--- Start ---
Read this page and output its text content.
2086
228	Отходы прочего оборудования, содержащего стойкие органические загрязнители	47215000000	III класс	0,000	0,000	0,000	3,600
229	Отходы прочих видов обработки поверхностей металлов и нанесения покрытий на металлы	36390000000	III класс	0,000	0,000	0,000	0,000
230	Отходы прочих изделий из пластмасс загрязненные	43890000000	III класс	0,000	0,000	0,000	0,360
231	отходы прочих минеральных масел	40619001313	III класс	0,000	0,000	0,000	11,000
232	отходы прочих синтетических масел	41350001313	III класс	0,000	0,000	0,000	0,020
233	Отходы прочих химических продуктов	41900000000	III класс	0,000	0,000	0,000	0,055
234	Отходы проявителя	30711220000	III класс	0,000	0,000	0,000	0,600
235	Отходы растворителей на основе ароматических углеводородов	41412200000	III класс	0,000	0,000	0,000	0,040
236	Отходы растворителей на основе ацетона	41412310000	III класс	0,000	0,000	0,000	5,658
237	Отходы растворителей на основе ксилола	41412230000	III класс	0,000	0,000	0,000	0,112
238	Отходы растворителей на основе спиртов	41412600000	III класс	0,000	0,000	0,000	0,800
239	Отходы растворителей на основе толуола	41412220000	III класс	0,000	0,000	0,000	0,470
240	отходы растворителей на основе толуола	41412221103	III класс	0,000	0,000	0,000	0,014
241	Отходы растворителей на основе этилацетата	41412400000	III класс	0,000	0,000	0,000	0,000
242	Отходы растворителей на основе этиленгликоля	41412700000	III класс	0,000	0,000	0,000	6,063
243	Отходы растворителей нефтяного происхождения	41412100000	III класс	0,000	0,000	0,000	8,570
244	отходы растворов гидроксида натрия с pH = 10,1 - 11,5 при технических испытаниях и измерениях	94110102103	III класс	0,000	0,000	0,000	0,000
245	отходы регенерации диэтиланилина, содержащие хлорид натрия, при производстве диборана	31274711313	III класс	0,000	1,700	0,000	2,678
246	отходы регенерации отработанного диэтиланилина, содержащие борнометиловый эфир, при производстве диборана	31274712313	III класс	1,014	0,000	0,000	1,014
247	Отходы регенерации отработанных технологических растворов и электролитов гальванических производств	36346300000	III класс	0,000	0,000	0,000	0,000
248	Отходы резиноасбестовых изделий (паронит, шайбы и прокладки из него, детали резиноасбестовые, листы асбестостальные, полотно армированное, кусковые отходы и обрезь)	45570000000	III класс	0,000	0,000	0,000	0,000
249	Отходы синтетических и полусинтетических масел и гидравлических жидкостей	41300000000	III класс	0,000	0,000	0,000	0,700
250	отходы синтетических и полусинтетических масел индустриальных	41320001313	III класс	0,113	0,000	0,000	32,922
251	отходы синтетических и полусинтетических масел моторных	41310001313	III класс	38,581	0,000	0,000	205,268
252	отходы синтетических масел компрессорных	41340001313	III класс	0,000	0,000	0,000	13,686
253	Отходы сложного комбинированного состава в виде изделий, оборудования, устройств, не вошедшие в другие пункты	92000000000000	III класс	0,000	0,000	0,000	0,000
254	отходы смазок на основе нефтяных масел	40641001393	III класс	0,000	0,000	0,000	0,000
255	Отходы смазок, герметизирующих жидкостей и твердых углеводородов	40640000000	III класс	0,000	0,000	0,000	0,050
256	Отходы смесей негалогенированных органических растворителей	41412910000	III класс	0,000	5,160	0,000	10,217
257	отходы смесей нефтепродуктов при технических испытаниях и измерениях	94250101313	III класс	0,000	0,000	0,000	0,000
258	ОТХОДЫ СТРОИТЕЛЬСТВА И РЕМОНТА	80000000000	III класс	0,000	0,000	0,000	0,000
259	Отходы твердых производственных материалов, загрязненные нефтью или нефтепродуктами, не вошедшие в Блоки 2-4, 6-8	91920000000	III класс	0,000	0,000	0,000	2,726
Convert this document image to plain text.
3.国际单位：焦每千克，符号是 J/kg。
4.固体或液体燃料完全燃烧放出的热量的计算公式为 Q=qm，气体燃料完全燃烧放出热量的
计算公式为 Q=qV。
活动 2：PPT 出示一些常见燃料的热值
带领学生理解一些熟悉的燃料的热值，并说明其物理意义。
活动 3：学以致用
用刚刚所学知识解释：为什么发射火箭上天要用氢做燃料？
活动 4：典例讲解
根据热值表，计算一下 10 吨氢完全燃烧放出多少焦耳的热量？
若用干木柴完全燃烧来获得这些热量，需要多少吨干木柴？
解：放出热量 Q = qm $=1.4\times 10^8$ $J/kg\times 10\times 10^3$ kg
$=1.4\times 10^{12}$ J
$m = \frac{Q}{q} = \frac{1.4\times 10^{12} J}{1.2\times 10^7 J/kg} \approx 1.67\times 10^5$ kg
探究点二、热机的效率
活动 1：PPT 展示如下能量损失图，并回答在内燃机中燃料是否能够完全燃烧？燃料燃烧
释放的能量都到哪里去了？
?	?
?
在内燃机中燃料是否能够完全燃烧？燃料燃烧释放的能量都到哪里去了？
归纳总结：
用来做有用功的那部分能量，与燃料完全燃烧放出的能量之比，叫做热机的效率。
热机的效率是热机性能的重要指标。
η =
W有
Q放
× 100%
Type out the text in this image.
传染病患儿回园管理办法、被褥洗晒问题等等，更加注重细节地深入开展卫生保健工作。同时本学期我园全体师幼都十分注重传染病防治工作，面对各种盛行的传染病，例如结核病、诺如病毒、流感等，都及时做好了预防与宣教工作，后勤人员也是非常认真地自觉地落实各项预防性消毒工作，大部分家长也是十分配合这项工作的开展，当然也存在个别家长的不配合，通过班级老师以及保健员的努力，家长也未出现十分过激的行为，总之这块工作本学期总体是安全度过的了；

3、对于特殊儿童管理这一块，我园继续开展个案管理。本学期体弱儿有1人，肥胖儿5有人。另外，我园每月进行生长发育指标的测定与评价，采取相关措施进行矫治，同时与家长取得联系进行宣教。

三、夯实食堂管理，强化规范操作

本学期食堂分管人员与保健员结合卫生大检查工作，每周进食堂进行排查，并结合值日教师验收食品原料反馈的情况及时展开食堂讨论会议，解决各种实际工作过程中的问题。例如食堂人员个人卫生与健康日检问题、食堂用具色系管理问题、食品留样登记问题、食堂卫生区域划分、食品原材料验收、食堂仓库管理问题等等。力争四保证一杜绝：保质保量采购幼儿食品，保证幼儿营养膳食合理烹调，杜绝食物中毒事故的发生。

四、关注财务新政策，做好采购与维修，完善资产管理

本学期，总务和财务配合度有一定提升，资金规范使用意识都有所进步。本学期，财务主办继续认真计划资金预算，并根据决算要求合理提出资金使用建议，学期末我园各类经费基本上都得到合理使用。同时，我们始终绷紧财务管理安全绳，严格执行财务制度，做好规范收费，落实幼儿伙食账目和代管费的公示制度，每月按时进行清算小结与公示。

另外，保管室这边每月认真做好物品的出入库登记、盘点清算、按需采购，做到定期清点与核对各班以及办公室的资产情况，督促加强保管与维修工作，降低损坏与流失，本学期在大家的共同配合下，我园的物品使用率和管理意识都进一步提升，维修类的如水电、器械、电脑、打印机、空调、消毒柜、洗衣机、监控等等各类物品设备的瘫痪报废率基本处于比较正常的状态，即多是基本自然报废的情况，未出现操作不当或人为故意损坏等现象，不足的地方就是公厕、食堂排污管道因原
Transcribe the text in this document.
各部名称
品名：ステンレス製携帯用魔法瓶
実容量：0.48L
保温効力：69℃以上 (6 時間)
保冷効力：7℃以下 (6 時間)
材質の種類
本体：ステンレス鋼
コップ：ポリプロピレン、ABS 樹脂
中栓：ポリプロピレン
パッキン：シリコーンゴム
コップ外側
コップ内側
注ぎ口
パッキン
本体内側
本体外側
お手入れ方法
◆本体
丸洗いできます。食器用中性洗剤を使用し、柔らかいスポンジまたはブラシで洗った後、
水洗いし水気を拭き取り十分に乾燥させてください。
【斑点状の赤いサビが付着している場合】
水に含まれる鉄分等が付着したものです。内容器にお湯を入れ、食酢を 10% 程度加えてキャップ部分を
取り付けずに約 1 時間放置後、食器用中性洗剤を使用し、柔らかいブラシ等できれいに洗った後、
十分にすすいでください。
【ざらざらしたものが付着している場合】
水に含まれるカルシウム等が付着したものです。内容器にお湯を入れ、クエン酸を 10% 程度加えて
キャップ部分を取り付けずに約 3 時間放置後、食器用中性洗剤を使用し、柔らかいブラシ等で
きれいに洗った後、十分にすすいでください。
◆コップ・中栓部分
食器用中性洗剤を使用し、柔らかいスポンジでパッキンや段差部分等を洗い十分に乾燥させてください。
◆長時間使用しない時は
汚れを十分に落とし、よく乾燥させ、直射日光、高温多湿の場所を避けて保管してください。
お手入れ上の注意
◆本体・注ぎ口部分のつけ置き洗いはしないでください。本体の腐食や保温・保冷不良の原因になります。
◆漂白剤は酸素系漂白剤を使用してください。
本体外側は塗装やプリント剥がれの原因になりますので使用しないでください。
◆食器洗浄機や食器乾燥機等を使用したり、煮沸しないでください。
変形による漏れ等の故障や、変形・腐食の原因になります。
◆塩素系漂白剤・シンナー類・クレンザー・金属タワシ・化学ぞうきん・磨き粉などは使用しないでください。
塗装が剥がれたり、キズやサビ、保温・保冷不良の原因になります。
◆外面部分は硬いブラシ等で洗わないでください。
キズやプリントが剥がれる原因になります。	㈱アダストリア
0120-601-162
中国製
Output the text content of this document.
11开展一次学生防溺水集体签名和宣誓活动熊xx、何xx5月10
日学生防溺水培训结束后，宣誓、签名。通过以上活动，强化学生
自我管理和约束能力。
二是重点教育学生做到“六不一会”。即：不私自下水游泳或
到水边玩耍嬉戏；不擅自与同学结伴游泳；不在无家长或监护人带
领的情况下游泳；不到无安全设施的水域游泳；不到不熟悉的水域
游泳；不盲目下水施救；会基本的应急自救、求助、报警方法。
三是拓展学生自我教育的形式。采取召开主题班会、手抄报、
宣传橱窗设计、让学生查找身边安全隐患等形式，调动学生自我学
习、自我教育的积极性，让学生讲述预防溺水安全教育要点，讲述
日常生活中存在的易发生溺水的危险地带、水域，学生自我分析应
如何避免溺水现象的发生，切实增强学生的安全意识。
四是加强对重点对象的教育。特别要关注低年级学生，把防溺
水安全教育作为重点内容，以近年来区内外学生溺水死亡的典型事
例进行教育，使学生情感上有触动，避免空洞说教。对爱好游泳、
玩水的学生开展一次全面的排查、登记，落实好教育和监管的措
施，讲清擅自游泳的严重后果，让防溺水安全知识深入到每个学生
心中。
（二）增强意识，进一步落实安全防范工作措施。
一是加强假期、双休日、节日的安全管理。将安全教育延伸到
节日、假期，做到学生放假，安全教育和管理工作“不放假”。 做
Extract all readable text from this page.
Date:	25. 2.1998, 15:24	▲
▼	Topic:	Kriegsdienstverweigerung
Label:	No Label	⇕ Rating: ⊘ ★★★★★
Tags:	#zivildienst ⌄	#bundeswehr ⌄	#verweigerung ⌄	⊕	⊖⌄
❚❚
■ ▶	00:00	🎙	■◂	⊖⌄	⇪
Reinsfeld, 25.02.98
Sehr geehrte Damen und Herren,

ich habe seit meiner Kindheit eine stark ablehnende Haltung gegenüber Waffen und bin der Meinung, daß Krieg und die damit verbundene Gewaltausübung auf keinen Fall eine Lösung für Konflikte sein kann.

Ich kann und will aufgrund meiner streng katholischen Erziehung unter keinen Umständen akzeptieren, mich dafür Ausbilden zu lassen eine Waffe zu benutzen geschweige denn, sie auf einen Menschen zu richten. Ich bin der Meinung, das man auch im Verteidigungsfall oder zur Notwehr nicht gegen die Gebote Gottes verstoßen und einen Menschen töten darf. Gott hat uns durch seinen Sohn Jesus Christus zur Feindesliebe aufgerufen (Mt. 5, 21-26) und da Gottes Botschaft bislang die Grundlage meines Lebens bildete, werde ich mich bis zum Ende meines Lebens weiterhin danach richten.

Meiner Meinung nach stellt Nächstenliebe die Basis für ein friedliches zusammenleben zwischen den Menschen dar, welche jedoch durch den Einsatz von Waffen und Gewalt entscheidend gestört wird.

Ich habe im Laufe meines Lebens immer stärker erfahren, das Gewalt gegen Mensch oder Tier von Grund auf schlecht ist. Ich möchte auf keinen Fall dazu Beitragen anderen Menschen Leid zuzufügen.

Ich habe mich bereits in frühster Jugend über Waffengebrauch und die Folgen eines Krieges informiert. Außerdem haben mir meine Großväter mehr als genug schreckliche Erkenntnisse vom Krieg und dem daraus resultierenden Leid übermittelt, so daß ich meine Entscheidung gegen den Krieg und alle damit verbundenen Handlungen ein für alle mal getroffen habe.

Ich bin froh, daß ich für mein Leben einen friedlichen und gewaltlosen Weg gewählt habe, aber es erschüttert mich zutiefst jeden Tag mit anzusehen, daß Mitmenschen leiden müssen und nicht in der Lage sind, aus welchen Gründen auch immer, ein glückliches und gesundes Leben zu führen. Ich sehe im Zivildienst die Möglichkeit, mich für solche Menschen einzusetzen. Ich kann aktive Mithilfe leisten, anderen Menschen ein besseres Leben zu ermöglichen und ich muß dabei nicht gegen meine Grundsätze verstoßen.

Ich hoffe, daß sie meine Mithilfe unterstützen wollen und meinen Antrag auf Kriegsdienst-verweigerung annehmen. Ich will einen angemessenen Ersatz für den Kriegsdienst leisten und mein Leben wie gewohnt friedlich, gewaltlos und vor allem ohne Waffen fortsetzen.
--- End ---
■ Problem to work on
Tally the lines of the material above that contain the word "измерениях" and report the total alone.

■ Output for this task
2